Start STORED DATA
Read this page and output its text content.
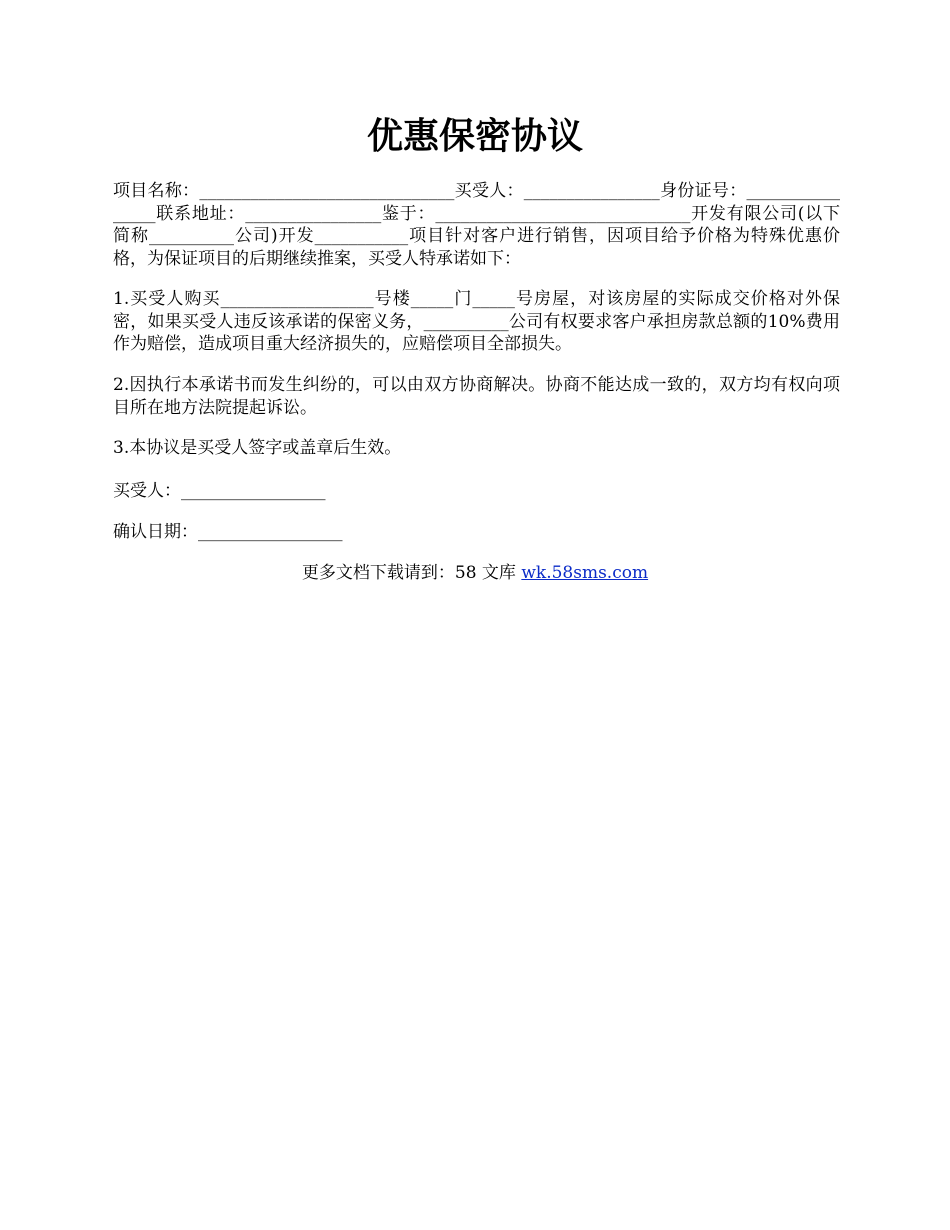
优惠保密协议

项目名称：______________________________买受人：________________身份证号：________________联系地址：________________鉴于：______________________________开发有限公司(以下简称__________公司)开发___________项目针对客户进行销售，因项目给予价格为特殊优惠价格，为保证项目的后期继续推案，买受人特承诺如下：

1.买受人购买__________________号楼_____门_____号房屋，对该房屋的实际成交价格对外保密，如果买受人违反该承诺的保密义务，__________公司有权要求客户承担房款总额的10%费用作为赔偿，造成项目重大经济损失的，应赔偿项目全部损失。

2.因执行本承诺书而发生纠纷的，可以由双方协商解决。协商不能达成一致的，双方均有权向项目所在地方法院提起诉讼。

3.本协议是买受人签字或盖章后生效。

买受人：_________________

确认日期：_________________

更多文档下载请到：58 文库 wk.58sms.com
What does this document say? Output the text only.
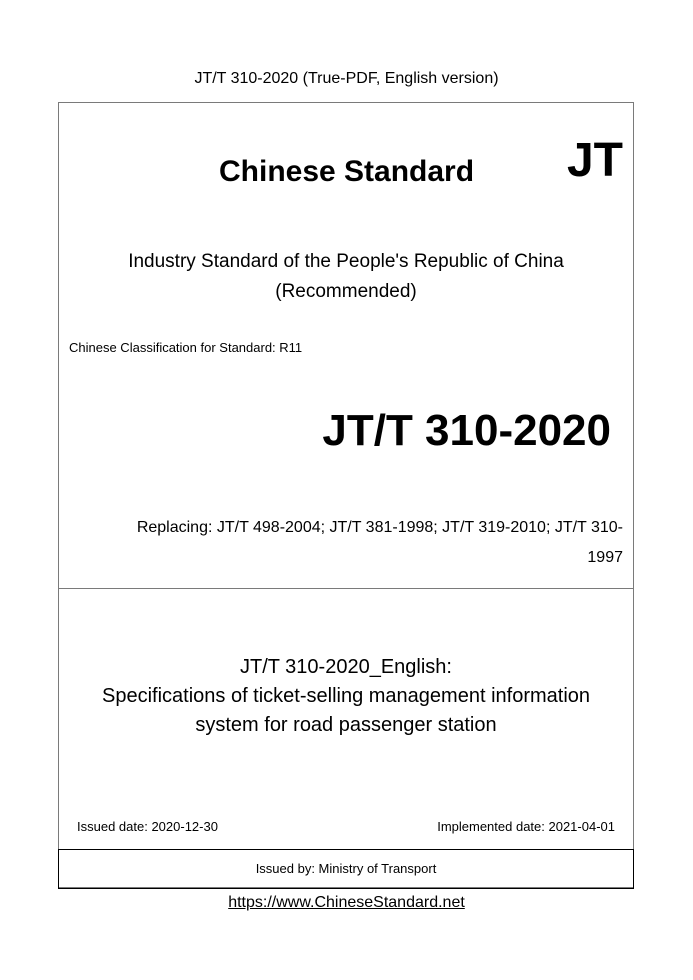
JT/T 310-2020 (True-PDF, English version)
Chinese Standard JT
Industry Standard of the People's Republic of China
(Recommended)
Chinese Classification for Standard: R11
JT/T 310-2020
Replacing: JT/T 498-2004; JT/T 381-1998; JT/T 319-2010; JT/T 310-
1997
JT/T 310-2020_English:
Specifications of ticket-selling management information
system for road passenger station
Issued date: 2020-12-30	Implemented date: 2021-04-01
Issued by: Ministry of Transport
https://www.ChineseStandard.net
End STORED DATA
Transcribe all the data word for word; the images stay out.

## WRITTEN RESPONSE
Read this page and output its text content.
优惠保密协议

项目名称：______________________________买受人：________________身份证号：________________联系地址：________________鉴于：______________________________开发有限公司(以下简称__________公司)开发___________项目针对客户进行销售，因项目给予价格为特殊优惠价格，为保证项目的后期继续推案，买受人特承诺如下：

1.买受人购买__________________号楼_____门_____号房屋，对该房屋的实际成交价格对外保密，如果买受人违反该承诺的保密义务，__________公司有权要求客户承担房款总额的10%费用作为赔偿，造成项目重大经济损失的，应赔偿项目全部损失。

2.因执行本承诺书而发生纠纷的，可以由双方协商解决。协商不能达成一致的，双方均有权向项目所在地方法院提起诉讼。

3.本协议是买受人签字或盖章后生效。

买受人：_________________

确认日期：_________________

更多文档下载请到：58 文库 wk.58sms.com
What does this document say? Output the text only.
JT/T 310-2020 (True-PDF, English version)
Chinese Standard JT
Industry Standard of the People's Republic of China
(Recommended)
Chinese Classification for Standard: R11
JT/T 310-2020
Replacing: JT/T 498-2004; JT/T 381-1998; JT/T 319-2010; JT/T 310-
1997
JT/T 310-2020_English:
Specifications of ticket-selling management information
system for road passenger station
Issued date: 2020-12-30	Implemented date: 2021-04-01
Issued by: Ministry of Transport
https://www.ChineseStandard.net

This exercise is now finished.